**What to produce**
Locate every line that holds the string "icon" and copy it.

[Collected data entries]
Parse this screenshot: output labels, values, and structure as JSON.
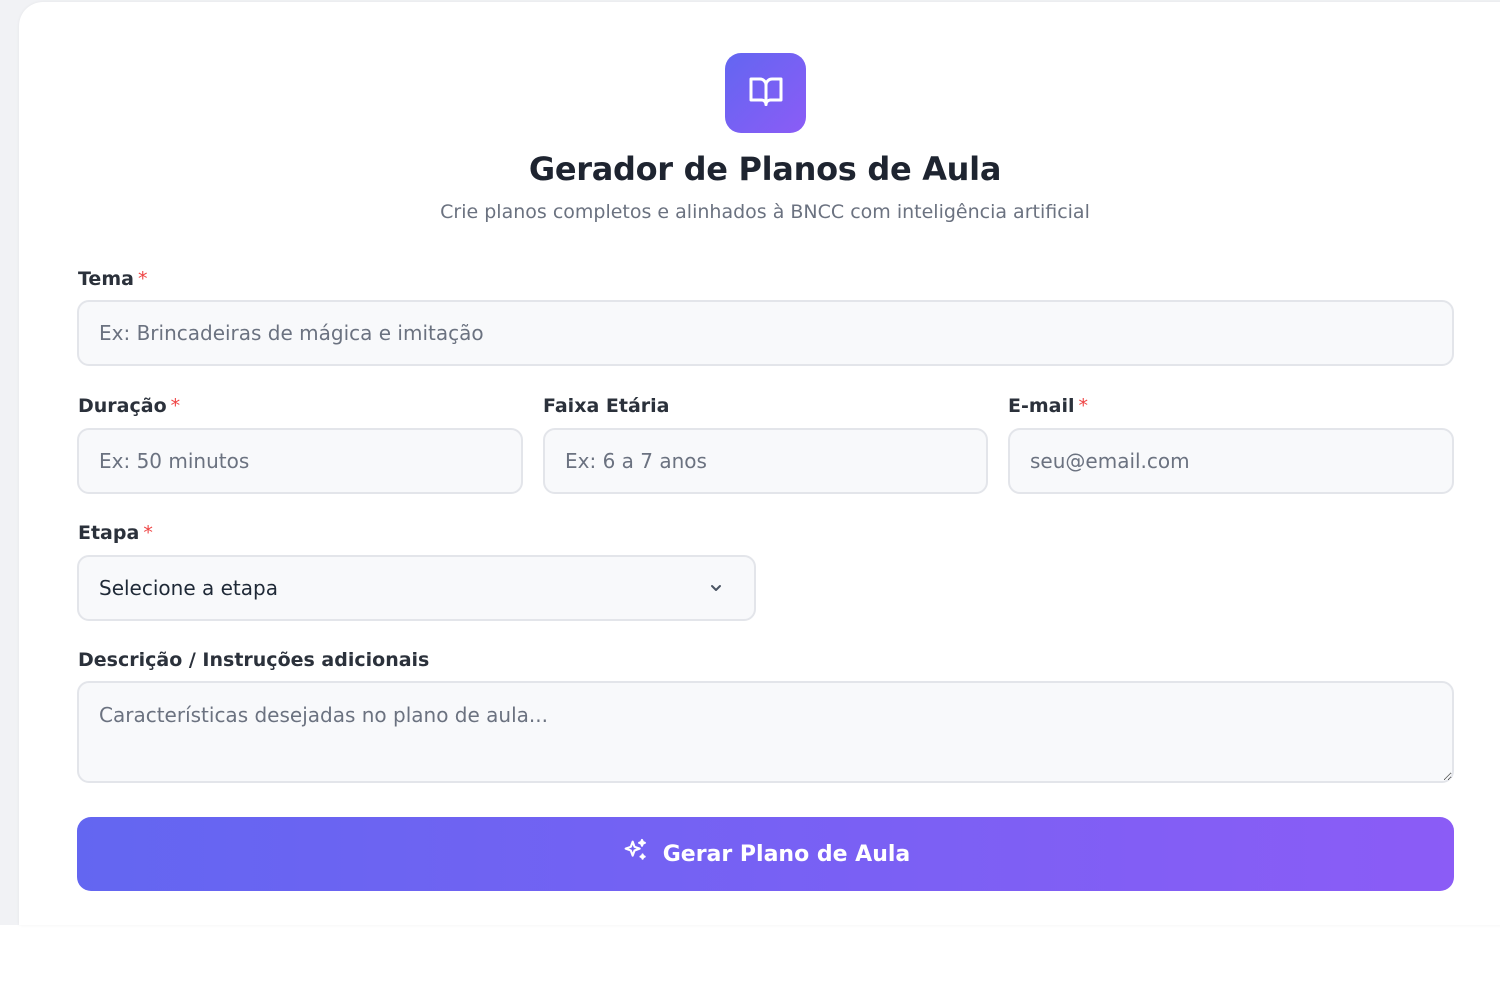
{
  "header": {
    "logo_icon": "book-open-icon",
    "title": "Gerador de Planos de Aula",
    "subtitle": "Crie planos completos e alinhados à BNCC com inteligência artificial"
  },
  "form": {
    "required_mark": "*",
    "tema": {
      "label": "Tema",
      "required": true,
      "placeholder": "Ex: Brincadeiras de mágica e imitação",
      "value": ""
    },
    "duracao": {
      "label": "Duração",
      "required": true,
      "placeholder": "Ex: 50 minutos",
      "value": ""
    },
    "faixa_etaria": {
      "label": "Faixa Etária",
      "required": false,
      "placeholder": "Ex: 6 a 7 anos",
      "value": ""
    },
    "email": {
      "label": "E-mail",
      "required": true,
      "placeholder": "seu@email.com",
      "value": ""
    },
    "etapa": {
      "label": "Etapa",
      "required": true,
      "selected": "Selecione a etapa",
      "icon": "chevron-down-icon"
    },
    "descricao": {
      "label": "Descrição / Instruções adicionais",
      "required": false,
      "placeholder": "Características desejadas no plano de aula...",
      "value": ""
    },
    "submit": {
      "label": "Gerar Plano de Aula",
      "icon": "sparkles-icon"
    }
  },
  "colors": {
    "accent_start": "#6366f1",
    "accent_end": "#8b5cf6",
    "required": "#ef4444"
  }
}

**Result of this exercise**
    "logo_icon": "book-open-icon",
      "icon": "chevron-down-icon"
      "icon": "sparkles-icon"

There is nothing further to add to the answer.